• [Problem details] Scan the data beneath this task and copy each line that includes "Sprint".

Stored data entries
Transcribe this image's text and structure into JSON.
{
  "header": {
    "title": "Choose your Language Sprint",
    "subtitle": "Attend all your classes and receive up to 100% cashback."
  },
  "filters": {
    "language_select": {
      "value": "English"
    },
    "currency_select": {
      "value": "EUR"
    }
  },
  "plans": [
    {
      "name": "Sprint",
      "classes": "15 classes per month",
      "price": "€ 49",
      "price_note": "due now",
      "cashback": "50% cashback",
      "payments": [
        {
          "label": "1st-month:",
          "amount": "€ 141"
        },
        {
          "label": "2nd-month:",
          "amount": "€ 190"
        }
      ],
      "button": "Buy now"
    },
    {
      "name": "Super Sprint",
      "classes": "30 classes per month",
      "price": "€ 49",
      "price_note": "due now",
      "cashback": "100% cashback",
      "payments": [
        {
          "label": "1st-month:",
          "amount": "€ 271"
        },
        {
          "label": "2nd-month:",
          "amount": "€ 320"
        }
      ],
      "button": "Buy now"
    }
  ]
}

• [In response]
    "title": "Choose your Language Sprint",
      "name": "Sprint",
      "name": "Super Sprint",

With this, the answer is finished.